Data records:
[start]

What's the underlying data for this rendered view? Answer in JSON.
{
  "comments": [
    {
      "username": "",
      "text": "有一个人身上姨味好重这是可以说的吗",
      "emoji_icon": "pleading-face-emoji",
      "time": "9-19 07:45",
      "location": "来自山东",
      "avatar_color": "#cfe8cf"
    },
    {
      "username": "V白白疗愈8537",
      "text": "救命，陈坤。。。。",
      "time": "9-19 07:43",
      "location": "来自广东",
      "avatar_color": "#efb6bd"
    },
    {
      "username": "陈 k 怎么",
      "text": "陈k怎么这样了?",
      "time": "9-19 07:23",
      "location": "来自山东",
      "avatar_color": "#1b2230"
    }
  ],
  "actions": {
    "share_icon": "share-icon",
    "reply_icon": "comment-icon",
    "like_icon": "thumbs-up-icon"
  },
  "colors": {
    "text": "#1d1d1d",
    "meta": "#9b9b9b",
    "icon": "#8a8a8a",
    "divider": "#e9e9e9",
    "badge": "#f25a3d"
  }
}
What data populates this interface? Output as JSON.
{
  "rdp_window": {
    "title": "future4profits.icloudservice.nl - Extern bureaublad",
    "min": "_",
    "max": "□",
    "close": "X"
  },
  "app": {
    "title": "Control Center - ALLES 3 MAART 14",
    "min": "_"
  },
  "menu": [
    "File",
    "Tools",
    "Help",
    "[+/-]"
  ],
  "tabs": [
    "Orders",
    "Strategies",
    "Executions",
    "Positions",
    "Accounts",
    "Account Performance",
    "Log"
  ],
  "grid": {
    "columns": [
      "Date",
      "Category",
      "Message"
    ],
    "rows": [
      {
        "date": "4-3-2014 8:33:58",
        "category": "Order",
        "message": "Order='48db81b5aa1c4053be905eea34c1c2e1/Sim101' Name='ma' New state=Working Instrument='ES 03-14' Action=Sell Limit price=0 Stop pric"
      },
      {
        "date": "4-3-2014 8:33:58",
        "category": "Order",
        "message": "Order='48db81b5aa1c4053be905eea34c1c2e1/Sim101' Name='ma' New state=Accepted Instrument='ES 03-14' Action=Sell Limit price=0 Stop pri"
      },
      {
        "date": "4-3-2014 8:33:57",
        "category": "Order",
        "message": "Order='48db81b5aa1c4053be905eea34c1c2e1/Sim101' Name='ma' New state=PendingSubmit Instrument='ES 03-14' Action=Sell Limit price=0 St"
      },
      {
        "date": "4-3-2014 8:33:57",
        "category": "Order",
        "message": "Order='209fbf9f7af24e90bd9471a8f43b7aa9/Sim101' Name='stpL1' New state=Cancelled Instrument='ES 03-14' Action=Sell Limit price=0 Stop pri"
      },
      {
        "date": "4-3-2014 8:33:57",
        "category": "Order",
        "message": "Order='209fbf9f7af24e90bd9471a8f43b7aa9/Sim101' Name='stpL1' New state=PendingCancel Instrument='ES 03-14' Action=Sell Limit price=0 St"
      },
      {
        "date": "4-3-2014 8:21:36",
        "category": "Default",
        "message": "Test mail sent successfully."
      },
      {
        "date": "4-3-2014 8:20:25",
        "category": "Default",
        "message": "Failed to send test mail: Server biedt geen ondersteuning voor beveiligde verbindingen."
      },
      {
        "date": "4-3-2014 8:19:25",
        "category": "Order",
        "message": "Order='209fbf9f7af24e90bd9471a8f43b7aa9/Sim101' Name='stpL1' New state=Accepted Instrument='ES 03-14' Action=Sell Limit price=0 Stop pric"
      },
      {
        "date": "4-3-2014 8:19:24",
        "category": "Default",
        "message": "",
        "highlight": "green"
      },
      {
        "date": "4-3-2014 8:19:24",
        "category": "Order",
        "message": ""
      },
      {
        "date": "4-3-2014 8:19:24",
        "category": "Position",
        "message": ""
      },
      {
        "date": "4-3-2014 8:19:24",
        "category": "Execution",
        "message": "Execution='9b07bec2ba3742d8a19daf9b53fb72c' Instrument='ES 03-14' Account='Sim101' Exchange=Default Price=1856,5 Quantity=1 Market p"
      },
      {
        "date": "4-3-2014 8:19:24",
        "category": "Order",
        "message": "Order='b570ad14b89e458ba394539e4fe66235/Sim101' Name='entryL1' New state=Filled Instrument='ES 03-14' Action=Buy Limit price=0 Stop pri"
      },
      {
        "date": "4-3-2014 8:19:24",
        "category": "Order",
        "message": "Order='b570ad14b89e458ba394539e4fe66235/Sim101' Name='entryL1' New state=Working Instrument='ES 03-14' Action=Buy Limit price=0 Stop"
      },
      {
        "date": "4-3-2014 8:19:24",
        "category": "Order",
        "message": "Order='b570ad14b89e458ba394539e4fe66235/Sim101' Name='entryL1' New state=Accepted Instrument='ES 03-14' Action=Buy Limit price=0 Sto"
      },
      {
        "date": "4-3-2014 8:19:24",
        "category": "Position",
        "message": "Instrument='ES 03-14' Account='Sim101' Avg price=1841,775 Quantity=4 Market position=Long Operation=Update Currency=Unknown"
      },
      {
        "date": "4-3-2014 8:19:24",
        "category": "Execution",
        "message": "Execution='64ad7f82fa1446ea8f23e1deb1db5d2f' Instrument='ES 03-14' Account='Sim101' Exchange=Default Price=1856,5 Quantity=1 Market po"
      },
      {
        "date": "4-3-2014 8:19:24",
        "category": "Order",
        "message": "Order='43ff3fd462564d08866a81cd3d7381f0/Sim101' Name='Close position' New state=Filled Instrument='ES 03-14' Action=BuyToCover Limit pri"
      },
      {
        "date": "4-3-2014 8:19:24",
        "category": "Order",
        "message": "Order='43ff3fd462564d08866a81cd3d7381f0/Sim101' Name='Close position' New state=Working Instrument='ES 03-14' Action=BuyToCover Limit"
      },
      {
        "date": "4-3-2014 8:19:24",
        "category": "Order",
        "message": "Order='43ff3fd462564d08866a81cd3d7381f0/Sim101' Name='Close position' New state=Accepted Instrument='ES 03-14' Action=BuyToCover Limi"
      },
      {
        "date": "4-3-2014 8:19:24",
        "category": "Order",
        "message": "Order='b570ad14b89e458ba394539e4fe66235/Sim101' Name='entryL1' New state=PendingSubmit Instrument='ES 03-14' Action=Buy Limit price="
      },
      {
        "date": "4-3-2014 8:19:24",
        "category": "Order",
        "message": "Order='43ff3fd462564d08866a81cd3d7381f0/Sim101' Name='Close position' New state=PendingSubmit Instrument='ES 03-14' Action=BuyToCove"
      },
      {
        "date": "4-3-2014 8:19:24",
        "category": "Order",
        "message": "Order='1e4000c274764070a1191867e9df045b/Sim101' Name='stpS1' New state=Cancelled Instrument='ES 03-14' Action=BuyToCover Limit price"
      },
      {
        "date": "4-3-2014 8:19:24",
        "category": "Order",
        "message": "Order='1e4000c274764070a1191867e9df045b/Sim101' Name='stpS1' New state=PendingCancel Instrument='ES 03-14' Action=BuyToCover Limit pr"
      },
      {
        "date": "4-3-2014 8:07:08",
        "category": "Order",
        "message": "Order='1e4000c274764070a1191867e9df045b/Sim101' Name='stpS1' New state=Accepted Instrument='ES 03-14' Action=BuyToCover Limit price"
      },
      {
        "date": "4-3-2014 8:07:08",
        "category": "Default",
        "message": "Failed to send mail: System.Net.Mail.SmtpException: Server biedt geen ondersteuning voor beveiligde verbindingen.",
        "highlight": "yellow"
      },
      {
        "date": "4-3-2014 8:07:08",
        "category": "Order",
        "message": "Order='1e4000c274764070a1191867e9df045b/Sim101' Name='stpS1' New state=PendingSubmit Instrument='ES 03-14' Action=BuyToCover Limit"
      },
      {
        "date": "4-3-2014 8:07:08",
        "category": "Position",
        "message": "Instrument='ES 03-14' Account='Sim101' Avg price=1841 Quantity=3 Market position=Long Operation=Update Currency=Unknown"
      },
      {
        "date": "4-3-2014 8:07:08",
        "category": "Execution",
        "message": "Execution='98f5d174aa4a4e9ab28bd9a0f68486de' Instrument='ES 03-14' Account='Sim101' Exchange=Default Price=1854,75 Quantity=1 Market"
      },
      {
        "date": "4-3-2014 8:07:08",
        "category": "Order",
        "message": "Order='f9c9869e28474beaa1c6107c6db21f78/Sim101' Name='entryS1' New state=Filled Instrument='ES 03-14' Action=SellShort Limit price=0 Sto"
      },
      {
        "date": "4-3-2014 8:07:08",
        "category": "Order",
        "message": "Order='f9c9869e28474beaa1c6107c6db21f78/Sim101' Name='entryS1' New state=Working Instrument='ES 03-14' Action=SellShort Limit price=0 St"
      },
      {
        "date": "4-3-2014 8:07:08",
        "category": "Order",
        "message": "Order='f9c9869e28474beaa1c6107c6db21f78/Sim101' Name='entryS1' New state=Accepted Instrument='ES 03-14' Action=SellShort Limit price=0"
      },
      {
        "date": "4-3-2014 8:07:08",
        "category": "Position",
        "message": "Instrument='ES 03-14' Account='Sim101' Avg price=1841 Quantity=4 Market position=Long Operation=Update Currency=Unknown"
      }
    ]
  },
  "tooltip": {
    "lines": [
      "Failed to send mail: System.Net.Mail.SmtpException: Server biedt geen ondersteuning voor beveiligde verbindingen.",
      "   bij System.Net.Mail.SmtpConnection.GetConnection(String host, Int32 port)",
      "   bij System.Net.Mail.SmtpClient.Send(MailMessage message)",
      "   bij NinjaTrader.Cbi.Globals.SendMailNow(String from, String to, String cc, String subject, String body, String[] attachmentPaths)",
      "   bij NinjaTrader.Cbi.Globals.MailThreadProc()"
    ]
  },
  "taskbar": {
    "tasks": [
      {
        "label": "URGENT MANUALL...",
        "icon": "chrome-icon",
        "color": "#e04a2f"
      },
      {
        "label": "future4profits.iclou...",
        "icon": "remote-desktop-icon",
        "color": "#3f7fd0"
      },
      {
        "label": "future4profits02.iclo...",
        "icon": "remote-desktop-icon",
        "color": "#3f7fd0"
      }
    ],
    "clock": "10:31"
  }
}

[end]

Copy each line from the records above that includes the string "Globals".

_Answer for the task_
      "   bij NinjaTrader.Cbi.Globals.SendMailNow(String from, String to, String cc, String subject, String body, String[] attachmentPaths)",
      "   bij NinjaTrader.Cbi.Globals.MailThreadProc()"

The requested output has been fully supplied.